WHAT YOU SHOULD DO:
Restate the listing that follows word for word, without its pictures.

DATA SHOWN:
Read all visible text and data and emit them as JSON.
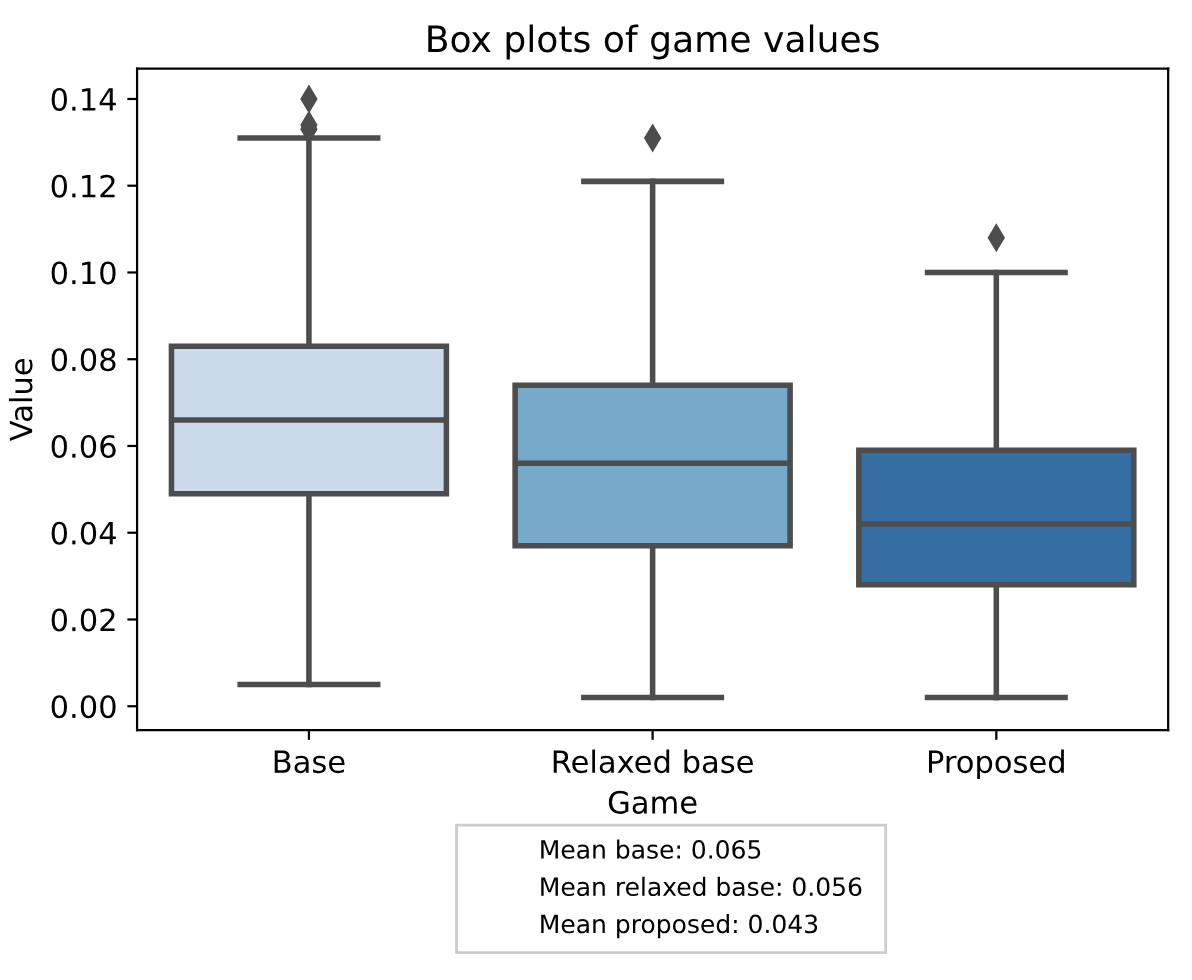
{
  "chart_data": {
    "type": "box",
    "title": "Box plots of game values",
    "xlabel": "Game",
    "ylabel": "Value",
    "categories": [
      "Base",
      "Relaxed base",
      "Proposed"
    ],
    "colors": [
      "#cbdaea",
      "#77a9ca",
      "#346ea3"
    ],
    "boxes": [
      {
        "low": 0.005,
        "q1": 0.049,
        "median": 0.066,
        "q3": 0.083,
        "high": 0.131,
        "outliers": [
          0.133,
          0.134,
          0.14
        ]
      },
      {
        "low": 0.002,
        "q1": 0.037,
        "median": 0.056,
        "q3": 0.074,
        "high": 0.121,
        "outliers": [
          0.131
        ]
      },
      {
        "low": 0.002,
        "q1": 0.028,
        "median": 0.042,
        "q3": 0.059,
        "high": 0.1,
        "outliers": [
          0.108
        ]
      }
    ],
    "ylim": [
      -0.0055,
      0.147
    ],
    "yticks": [
      {
        "value": 0,
        "label": "0.00"
      },
      {
        "value": 0.02,
        "label": "0.02"
      },
      {
        "value": 0.04,
        "label": "0.04"
      },
      {
        "value": 0.06,
        "label": "0.06"
      },
      {
        "value": 0.08,
        "label": "0.08"
      },
      {
        "value": 0.1,
        "label": "0.10"
      },
      {
        "value": 0.12,
        "label": "0.12"
      },
      {
        "value": 0.14,
        "label": "0.14"
      }
    ],
    "grid": false,
    "annotations": [
      "Mean base: 0.065",
      "Mean relaxed base: 0.056",
      "Mean proposed: 0.043"
    ]
  }
}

SOLUTION:
Read all visible text and data and emit them as JSON.
{
  "chart_data": {
    "type": "box",
    "title": "Box plots of game values",
    "xlabel": "Game",
    "ylabel": "Value",
    "categories": [
      "Base",
      "Relaxed base",
      "Proposed"
    ],
    "colors": [
      "#cbdaea",
      "#77a9ca",
      "#346ea3"
    ],
    "boxes": [
      {
        "low": 0.005,
        "q1": 0.049,
        "median": 0.066,
        "q3": 0.083,
        "high": 0.131,
        "outliers": [
          0.133,
          0.134,
          0.14
        ]
      },
      {
        "low": 0.002,
        "q1": 0.037,
        "median": 0.056,
        "q3": 0.074,
        "high": 0.121,
        "outliers": [
          0.131
        ]
      },
      {
        "low": 0.002,
        "q1": 0.028,
        "median": 0.042,
        "q3": 0.059,
        "high": 0.1,
        "outliers": [
          0.108
        ]
      }
    ],
    "ylim": [
      -0.0055,
      0.147
    ],
    "yticks": [
      {
        "value": 0,
        "label": "0.00"
      },
      {
        "value": 0.02,
        "label": "0.02"
      },
      {
        "value": 0.04,
        "label": "0.04"
      },
      {
        "value": 0.06,
        "label": "0.06"
      },
      {
        "value": 0.08,
        "label": "0.08"
      },
      {
        "value": 0.1,
        "label": "0.10"
      },
      {
        "value": 0.12,
        "label": "0.12"
      },
      {
        "value": 0.14,
        "label": "0.14"
      }
    ],
    "grid": false,
    "annotations": [
      "Mean base: 0.065",
      "Mean relaxed base: 0.056",
      "Mean proposed: 0.043"
    ]
  }
}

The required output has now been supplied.